start DATA SUPPLIED

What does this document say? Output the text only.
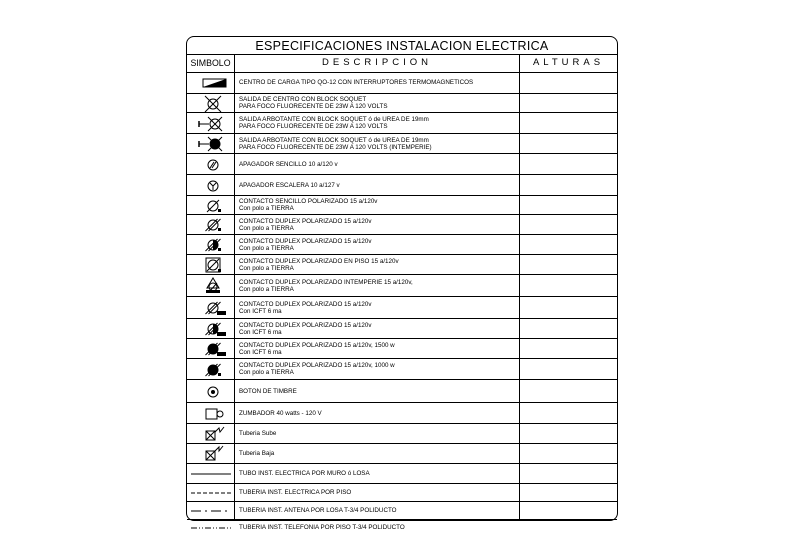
ESPECIFICACIONES INSTALACION ELECTRICA
SIMBOLO	DESCRIPCION	ALTURAS
CENTRO DE CARGA TIPO QO-12 CON INTERRUPTORES TERMOMAGNETICOS
SALIDA DE CENTRO CON BLOCK SOQUET
PARA FOCO FLUORECENTE DE 23W A 120 VOLTS
SALIDA ARBOTANTE CON BLOCK SOQUET ó de UREA DE 19mm
PARA FOCO FLUORECENTE DE 23W A 120 VOLTS
SALIDA ARBOTANTE CON BLOCK SOQUET ó de UREA DE 19mm
PARA FOCO FLUORECENTE DE 23W A 120 VOLTS (INTEMPERIE)
APAGADOR SENCILLO 10 a/120 v
APAGADOR ESCALERA 10 a/127 v
CONTACTO SENCILLO POLARIZADO 15 a/120v
Con polo a TIERRA
CONTACTO DUPLEX POLARIZADO 15 a/120v
Con polo a TIERRA
CONTACTO DUPLEX POLARIZADO 15 a/120v
Con polo a TIERRA
CONTACTO DUPLEX POLARIZADO EN PISO 15 a/120v
Con polo a TIERRA
CONTACTO DUPLEX POLARIZADO INTEMPERIE 15 a/120v,
Con polo a TIERRA
CONTACTO DUPLEX POLARIZADO 15 a/120v
Con ICFT 6 ma
CONTACTO DUPLEX POLARIZADO 15 a/120v
Con ICFT 6 ma
CONTACTO DUPLEX POLARIZADO 15 a/120v, 1500 w
Con ICFT 6 ma
CONTACTO DUPLEX POLARIZADO 15 a/120v, 1000 w
Con polo a TIERRA
BOTON DE TIMBRE
ZUMBADOR 40 watts - 120 V
Tuberia Sube
Tuberia Baja
TUBO INST. ELECTRICA POR MURO ó LOSA
TUBERIA INST. ELECTRICA POR PISO
TUBERIA INST. ANTENA POR LOSA T-3/4 POLIDUCTO
TUBERIA INST. TELEFONIA POR PISO T-3/4 POLIDUCTO
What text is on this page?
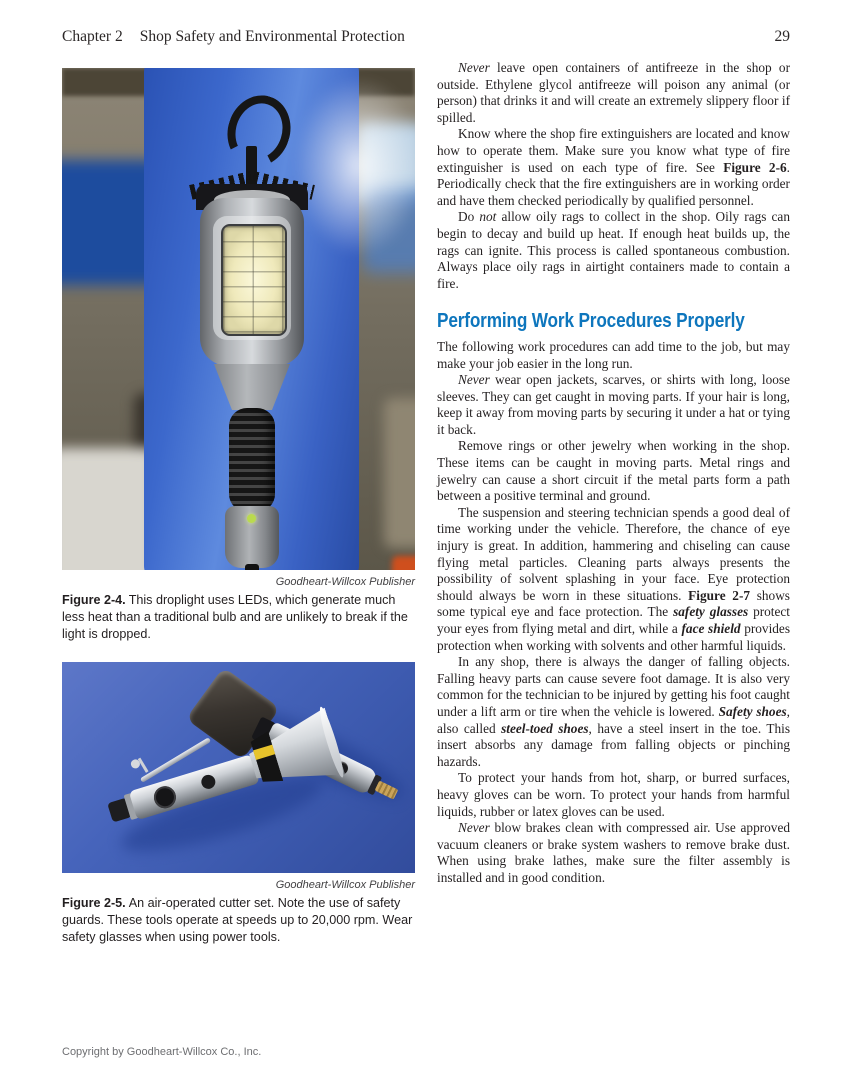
Chapter 2 Shop Safety and Environmental Protection	29
Goodheart-Willcox Publisher

Figure 2-4. This droplight uses LEDs, which generate much less heat than a traditional bulb and are unlikely to break if the light is dropped.

Goodheart-Willcox Publisher

Figure 2-5. An air-operated cutter set. Note the use of safety guards. These tools operate at speeds up to 20,000 rpm. Wear safety glasses when using power tools.

Never leave open containers of antifreeze in the shop or outside. Ethylene glycol antifreeze will poison any animal (or person) that drinks it and will create an extremely slippery floor if spilled.

Know where the shop fire extinguishers are located and know how to operate them. Make sure you know what type of fire extinguisher is used on each type of fire. See Figure 2-6. Periodically check that the fire extinguishers are in working order and have them checked periodically by qualified personnel.

Do not allow oily rags to collect in the shop. Oily rags can begin to decay and build up heat. If enough heat builds up, the rags can ignite. This process is called spontaneous combustion. Always place oily rags in airtight containers made to contain a fire.

Performing Work Procedures Properly

The following work procedures can add time to the job, but may make your job easier in the long run.

Never wear open jackets, scarves, or shirts with long, loose sleeves. They can get caught in moving parts. If your hair is long, keep it away from moving parts by securing it under a hat or tying it back.

Remove rings or other jewelry when working in the shop. These items can be caught in moving parts. Metal rings and jewelry can cause a short circuit if the metal parts form a path between a positive terminal and ground.

The suspension and steering technician spends a good deal of time working under the vehicle. Therefore, the chance of eye injury is great. In addition, hammering and chiseling can cause flying metal particles. Cleaning parts always presents the possibility of solvent splashing in your face. Eye protection should always be worn in these situations. Figure 2-7 shows some typical eye and face protection. The safety glasses protect your eyes from flying metal and dirt, while a face shield provides protection when working with solvents and other harmful liquids.

In any shop, there is always the danger of falling objects. Falling heavy parts can cause severe foot damage. It is also very common for the technician to be injured by getting his foot caught under a lift arm or tire when the vehicle is lowered. Safety shoes, also called steel-toed shoes, have a steel insert in the toe. This insert absorbs any damage from falling objects or pinching hazards.

To protect your hands from hot, sharp, or burred surfaces, heavy gloves can be worn. To protect your hands from harmful liquids, rubber or latex gloves can be used.

Never blow brakes clean with compressed air. Use approved vacuum cleaners or brake system washers to remove brake dust. When using brake lathes, make sure the filter assembly is installed and in good condition.

Copyright by Goodheart-Willcox Co., Inc.
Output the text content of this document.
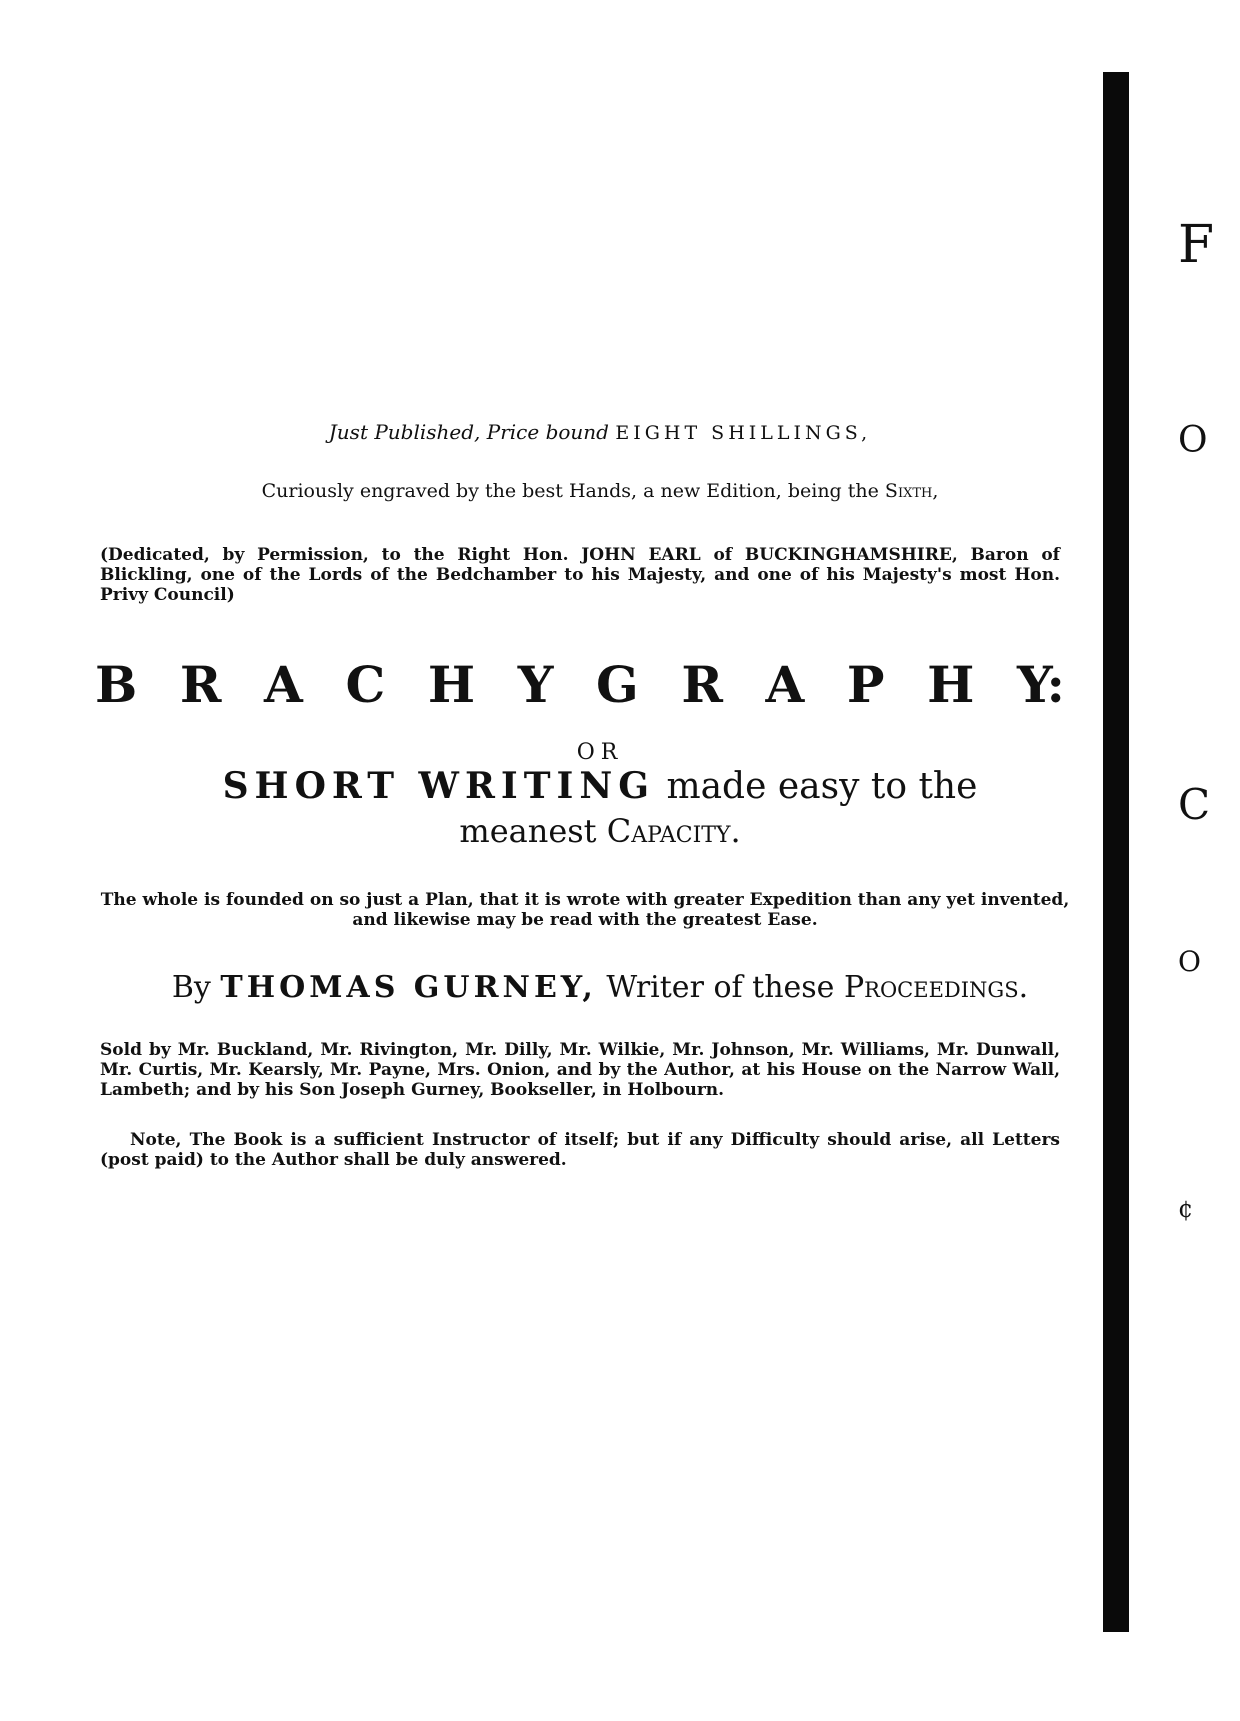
Just Published, Price bound EIGHT SHILLINGS,
Curiously engraved by the best Hands, a new Edition, being the Sixth,
(Dedicated, by Permission, to the Right Hon. JOHN EARL of BUCKINGHAMSHIRE, Baron of Blickling, one of the Lords of the Bedchamber to his Majesty, and one of his Majesty's most Hon. Privy Council)
B R A C H Y G R A P H Y:
OR
SHORT WRITING made easy to the
meanest Capacity.
The whole is founded on so just a Plan, that it is wrote with greater Expedition than any yet invented, and likewise may be read with the greatest Ease.
By THOMAS GURNEY, Writer of these Proceedings.
Sold by Mr. Buckland, Mr. Rivington, Mr. Dilly, Mr. Wilkie, Mr. Johnson, Mr. Williams, Mr. Dunwall, Mr. Curtis, Mr. Kearsly, Mr. Payne, Mrs. Onion, and by the Author, at his House on the Narrow Wall, Lambeth; and by his Son Joseph Gurney, Bookseller, in Holbourn.
Note, The Book is a sufficient Instructor of itself; but if any Difficulty should arise, all Letters (post paid) to the Author shall be duly answered.
F
O
C
O
¢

end DATA SUPPLIED

# YOUR GOAL
Quote the material word for word, dropping any images it holds.

# WRITTEN SOLUTION
What does this document say? Output the text only.
ESPECIFICACIONES INSTALACION ELECTRICA
SIMBOLO	DESCRIPCION	ALTURAS
CENTRO DE CARGA TIPO QO-12 CON INTERRUPTORES TERMOMAGNETICOS
SALIDA DE CENTRO CON BLOCK SOQUET
PARA FOCO FLUORECENTE DE 23W A 120 VOLTS
SALIDA ARBOTANTE CON BLOCK SOQUET ó de UREA DE 19mm
PARA FOCO FLUORECENTE DE 23W A 120 VOLTS
SALIDA ARBOTANTE CON BLOCK SOQUET ó de UREA DE 19mm
PARA FOCO FLUORECENTE DE 23W A 120 VOLTS (INTEMPERIE)
APAGADOR SENCILLO 10 a/120 v
APAGADOR ESCALERA 10 a/127 v
CONTACTO SENCILLO POLARIZADO 15 a/120v
Con polo a TIERRA
CONTACTO DUPLEX POLARIZADO 15 a/120v
Con polo a TIERRA
CONTACTO DUPLEX POLARIZADO 15 a/120v
Con polo a TIERRA
CONTACTO DUPLEX POLARIZADO EN PISO 15 a/120v
Con polo a TIERRA
CONTACTO DUPLEX POLARIZADO INTEMPERIE 15 a/120v,
Con polo a TIERRA
CONTACTO DUPLEX POLARIZADO 15 a/120v
Con ICFT 6 ma
CONTACTO DUPLEX POLARIZADO 15 a/120v
Con ICFT 6 ma
CONTACTO DUPLEX POLARIZADO 15 a/120v, 1500 w
Con ICFT 6 ma
CONTACTO DUPLEX POLARIZADO 15 a/120v, 1000 w
Con polo a TIERRA
BOTON DE TIMBRE
ZUMBADOR 40 watts - 120 V
Tuberia Sube
Tuberia Baja
TUBO INST. ELECTRICA POR MURO ó LOSA
TUBERIA INST. ELECTRICA POR PISO
TUBERIA INST. ANTENA POR LOSA T-3/4 POLIDUCTO
TUBERIA INST. TELEFONIA POR PISO T-3/4 POLIDUCTO
What text is on this page?
Chapter 2 Shop Safety and Environmental Protection	29
Goodheart-Willcox Publisher

Figure 2-4. This droplight uses LEDs, which generate much less heat than a traditional bulb and are unlikely to break if the light is dropped.

Goodheart-Willcox Publisher

Figure 2-5. An air-operated cutter set. Note the use of safety guards. These tools operate at speeds up to 20,000 rpm. Wear safety glasses when using power tools.

Never leave open containers of antifreeze in the shop or outside. Ethylene glycol antifreeze will poison any animal (or person) that drinks it and will create an extremely slippery floor if spilled.

Know where the shop fire extinguishers are located and know how to operate them. Make sure you know what type of fire extinguisher is used on each type of fire. See Figure 2-6. Periodically check that the fire extinguishers are in working order and have them checked periodically by qualified personnel.

Do not allow oily rags to collect in the shop. Oily rags can begin to decay and build up heat. If enough heat builds up, the rags can ignite. This process is called spontaneous combustion. Always place oily rags in airtight containers made to contain a fire.

Performing Work Procedures Properly

The following work procedures can add time to the job, but may make your job easier in the long run.

Never wear open jackets, scarves, or shirts with long, loose sleeves. They can get caught in moving parts. If your hair is long, keep it away from moving parts by securing it under a hat or tying it back.

Remove rings or other jewelry when working in the shop. These items can be caught in moving parts. Metal rings and jewelry can cause a short circuit if the metal parts form a path between a positive terminal and ground.

The suspension and steering technician spends a good deal of time working under the vehicle. Therefore, the chance of eye injury is great. In addition, hammering and chiseling can cause flying metal particles. Cleaning parts always presents the possibility of solvent splashing in your face. Eye protection should always be worn in these situations. Figure 2-7 shows some typical eye and face protection. The safety glasses protect your eyes from flying metal and dirt, while a face shield provides protection when working with solvents and other harmful liquids.

In any shop, there is always the danger of falling objects. Falling heavy parts can cause severe foot damage. It is also very common for the technician to be injured by getting his foot caught under a lift arm or tire when the vehicle is lowered. Safety shoes, also called steel-toed shoes, have a steel insert in the toe. This insert absorbs any damage from falling objects or pinching hazards.

To protect your hands from hot, sharp, or burred surfaces, heavy gloves can be worn. To protect your hands from harmful liquids, rubber or latex gloves can be used.

Never blow brakes clean with compressed air. Use approved vacuum cleaners or brake system washers to remove brake dust. When using brake lathes, make sure the filter assembly is installed and in good condition.

Copyright by Goodheart-Willcox Co., Inc.
Output the text content of this document.
Just Published, Price bound EIGHT SHILLINGS,
Curiously engraved by the best Hands, a new Edition, being the Sixth,
(Dedicated, by Permission, to the Right Hon. JOHN EARL of BUCKINGHAMSHIRE, Baron of Blickling, one of the Lords of the Bedchamber to his Majesty, and one of his Majesty's most Hon. Privy Council)
B R A C H Y G R A P H Y:
OR
SHORT WRITING made easy to the
meanest Capacity.
The whole is founded on so just a Plan, that it is wrote with greater Expedition than any yet invented, and likewise may be read with the greatest Ease.
By THOMAS GURNEY, Writer of these Proceedings.
Sold by Mr. Buckland, Mr. Rivington, Mr. Dilly, Mr. Wilkie, Mr. Johnson, Mr. Williams, Mr. Dunwall, Mr. Curtis, Mr. Kearsly, Mr. Payne, Mrs. Onion, and by the Author, at his House on the Narrow Wall, Lambeth; and by his Son Joseph Gurney, Bookseller, in Holbourn.
Note, The Book is a sufficient Instructor of itself; but if any Difficulty should arise, all Letters (post paid) to the Author shall be duly answered.
F
O
C
O
¢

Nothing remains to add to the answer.